(Stored items from a collection)
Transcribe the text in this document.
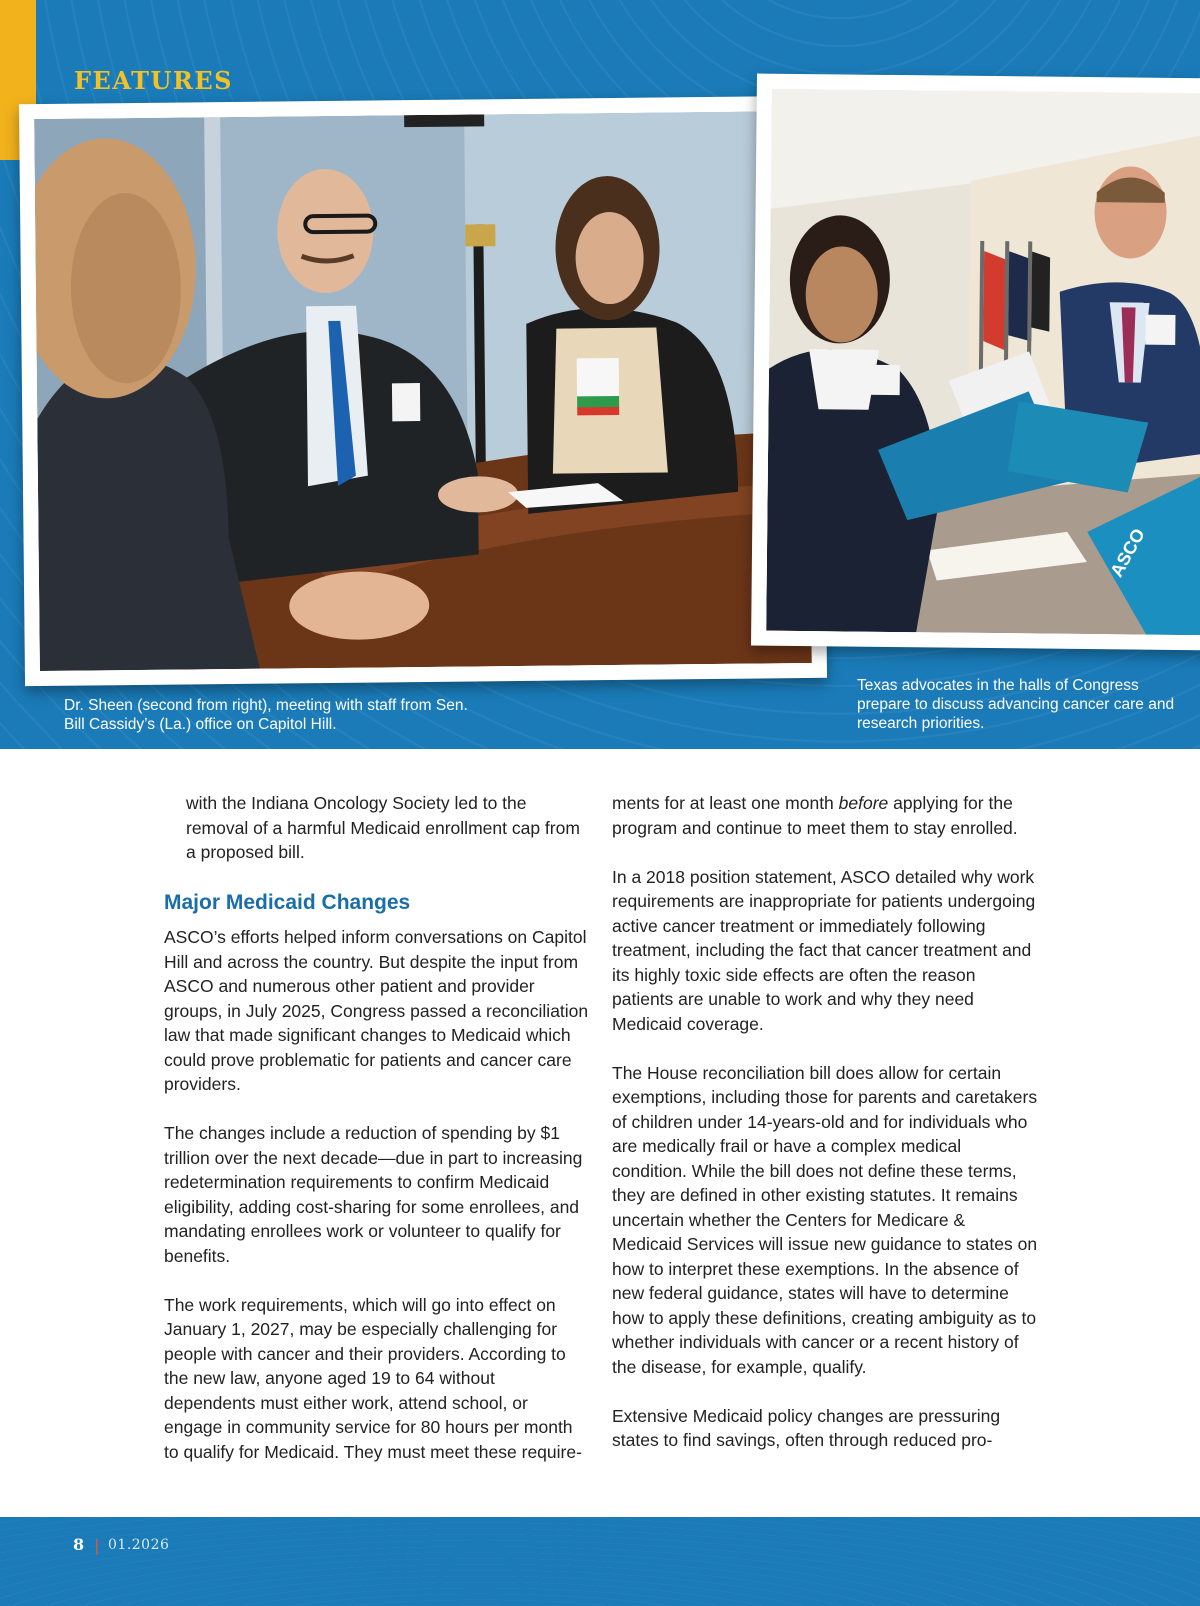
FEATURES
ASCO
Dr. Sheen (second from right), meeting with staff from Sen. Bill Cassidy’s (La.) office on Capitol Hill.
Texas advocates in the halls of Congress prepare to discuss advancing cancer care and research priorities.

with the Indiana Oncology Society led to the removal of a harmful Medicaid enrollment cap from a proposed bill.

Major Medicaid Changes

ASCO’s efforts helped inform conversations on Capitol Hill and across the country. But despite the input from ASCO and numerous other patient and provider groups, in July 2025, Congress passed a reconciliation law that made significant changes to Medicaid which could prove problematic for patients and cancer care providers.

The changes include a reduction of spending by $1 trillion over the next decade—due in part to increasing redetermination requirements to confirm Medicaid eligibility, adding cost-sharing for some enrollees, and mandating enrollees work or volunteer to qualify for benefits.

The work requirements, which will go into effect on January 1, 2027, may be especially challenging for people with cancer and their providers. According to the new law, anyone aged 19 to 64 without dependents must either work, attend school, or engage in community service for 80 hours per month to qualify for Medicaid. They must meet these require-

ments for at least one month before applying for the program and continue to meet them to stay enrolled.

In a 2018 position statement, ASCO detailed why work requirements are inappropriate for patients undergoing active cancer treatment or immediately following treatment, including the fact that cancer treatment and its highly toxic side effects are often the reason patients are unable to work and why they need Medicaid coverage.

The House reconciliation bill does allow for certain exemptions, including those for parents and caretakers of children under 14-years-old and for individuals who are medically frail or have a complex medical condition. While the bill does not define these terms, they are defined in other existing statutes. It remains uncertain whether the Centers for Medicare & Medicaid Services will issue new guidance to states on how to interpret these exemptions. In the absence of new federal guidance, states will have to determine how to apply these definitions, creating ambiguity as to whether individuals with cancer or a recent history of the disease, for example, qualify.

Extensive Medicaid policy changes are pressuring states to find savings, often through reduced pro-

8 | 01.2026
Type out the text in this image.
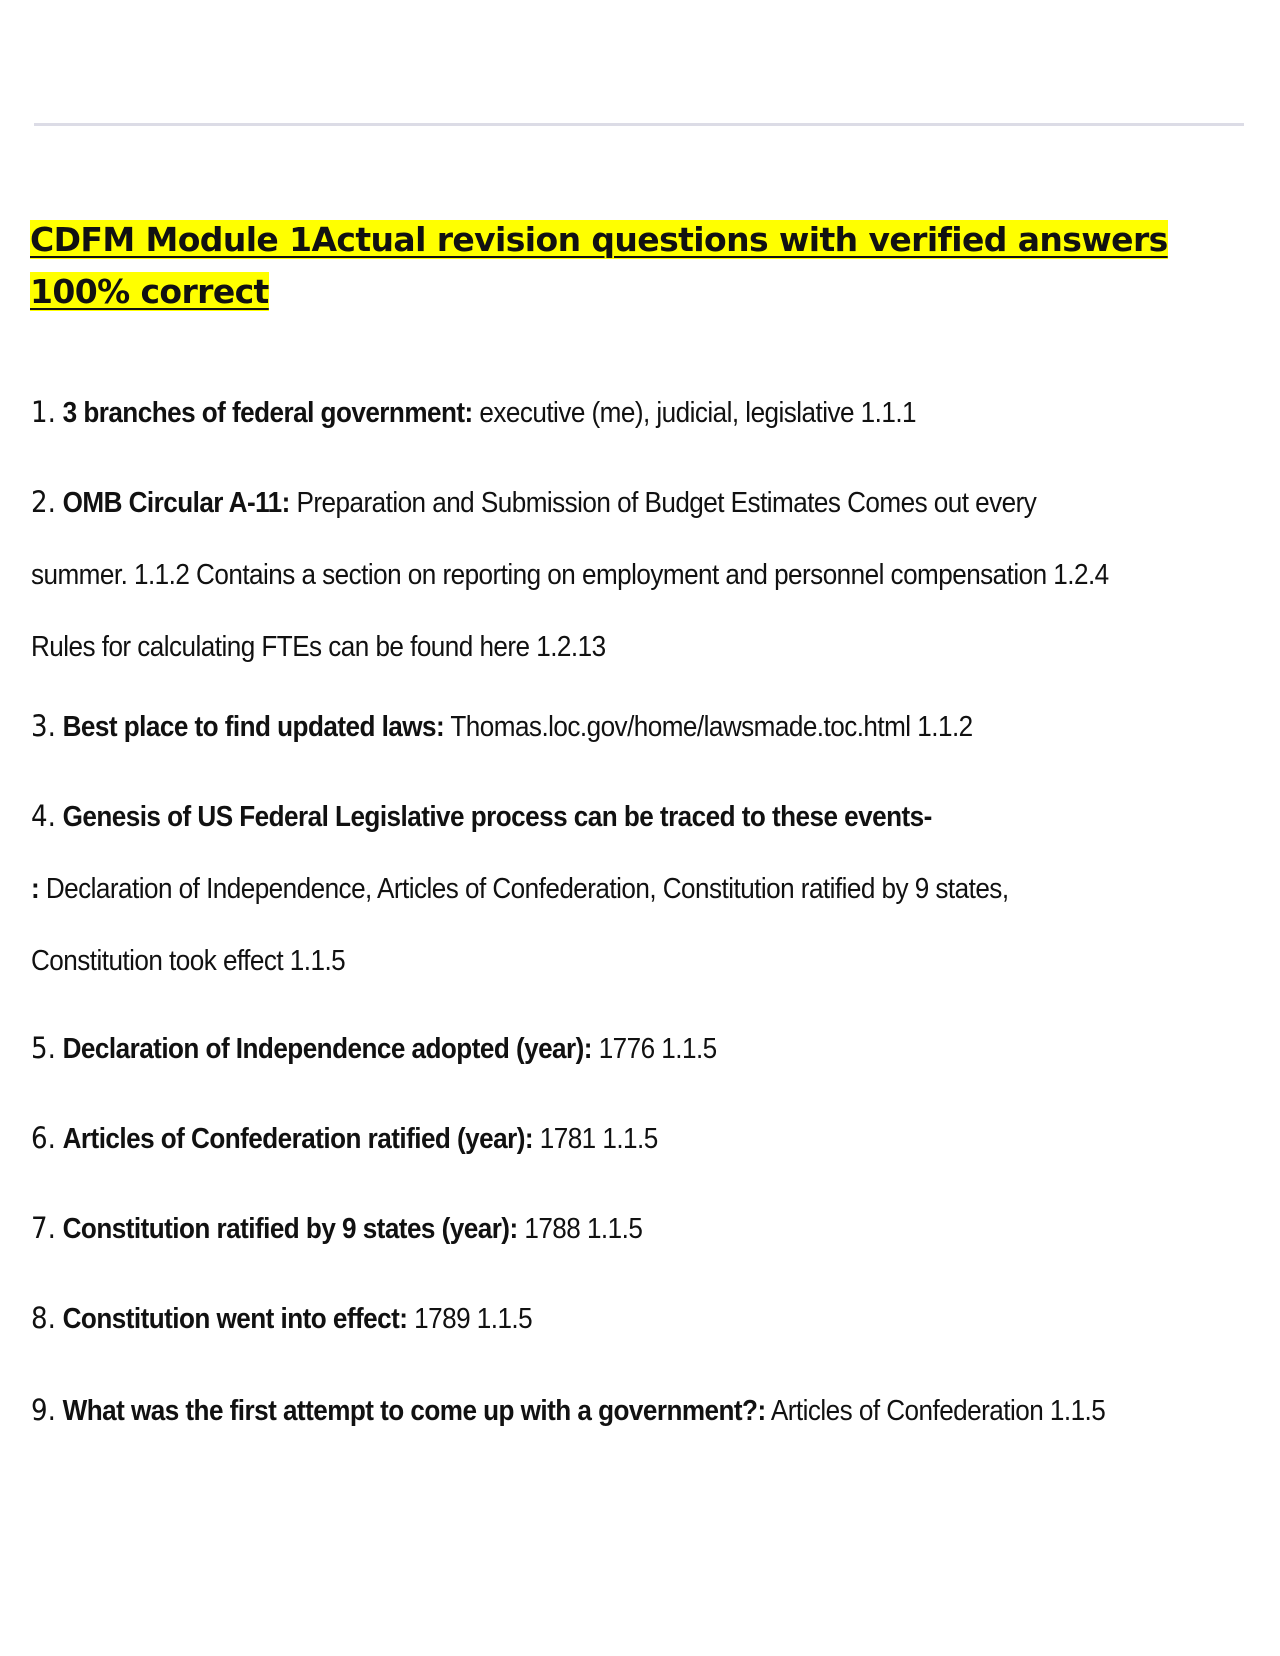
CDFM Module 1Actual revision questions with verified answers 100% correct

1. 3 branches of federal government: executive (me), judicial, legislative 1.1.1

2. OMB Circular A-11: Preparation and Submission of Budget Estimates Comes out every summer. 1.1.2 Contains a section on reporting on employment and personnel compensation 1.2.4 Rules for calculating FTEs can be found here 1.2.13

3. Best place to find updated laws: Thomas.loc.gov/home/lawsmade.toc.html 1.1.2

4. Genesis of US Federal Legislative process can be traced to these events-
: Declaration of Independence, Articles of Confederation, Constitution ratified by 9 states, Constitution took effect 1.1.5

5. Declaration of Independence adopted (year): 1776 1.1.5

6. Articles of Confederation ratified (year): 1781 1.1.5

7. Constitution ratified by 9 states (year): 1788 1.1.5

8. Constitution went into effect: 1789 1.1.5

9. What was the first attempt to come up with a government?: Articles of Confederation 1.1.5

» **EXERCISE PROMPT**
Could you set down exactly, and only, the lines from the line containing "Type out the text in this image." through the last line of the records, both included, without the pictures?

» **EXERCISE OUTPUT**
Type out the text in this image.
CDFM Module 1Actual revision questions with verified answers 100% correct

1. 3 branches of federal government: executive (me), judicial, legislative 1.1.1

2. OMB Circular A-11: Preparation and Submission of Budget Estimates Comes out every summer. 1.1.2 Contains a section on reporting on employment and personnel compensation 1.2.4 Rules for calculating FTEs can be found here 1.2.13

3. Best place to find updated laws: Thomas.loc.gov/home/lawsmade.toc.html 1.1.2

4. Genesis of US Federal Legislative process can be traced to these events-
: Declaration of Independence, Articles of Confederation, Constitution ratified by 9 states, Constitution took effect 1.1.5

5. Declaration of Independence adopted (year): 1776 1.1.5

6. Articles of Confederation ratified (year): 1781 1.1.5

7. Constitution ratified by 9 states (year): 1788 1.1.5

8. Constitution went into effect: 1789 1.1.5

9. What was the first attempt to come up with a government?: Articles of Confederation 1.1.5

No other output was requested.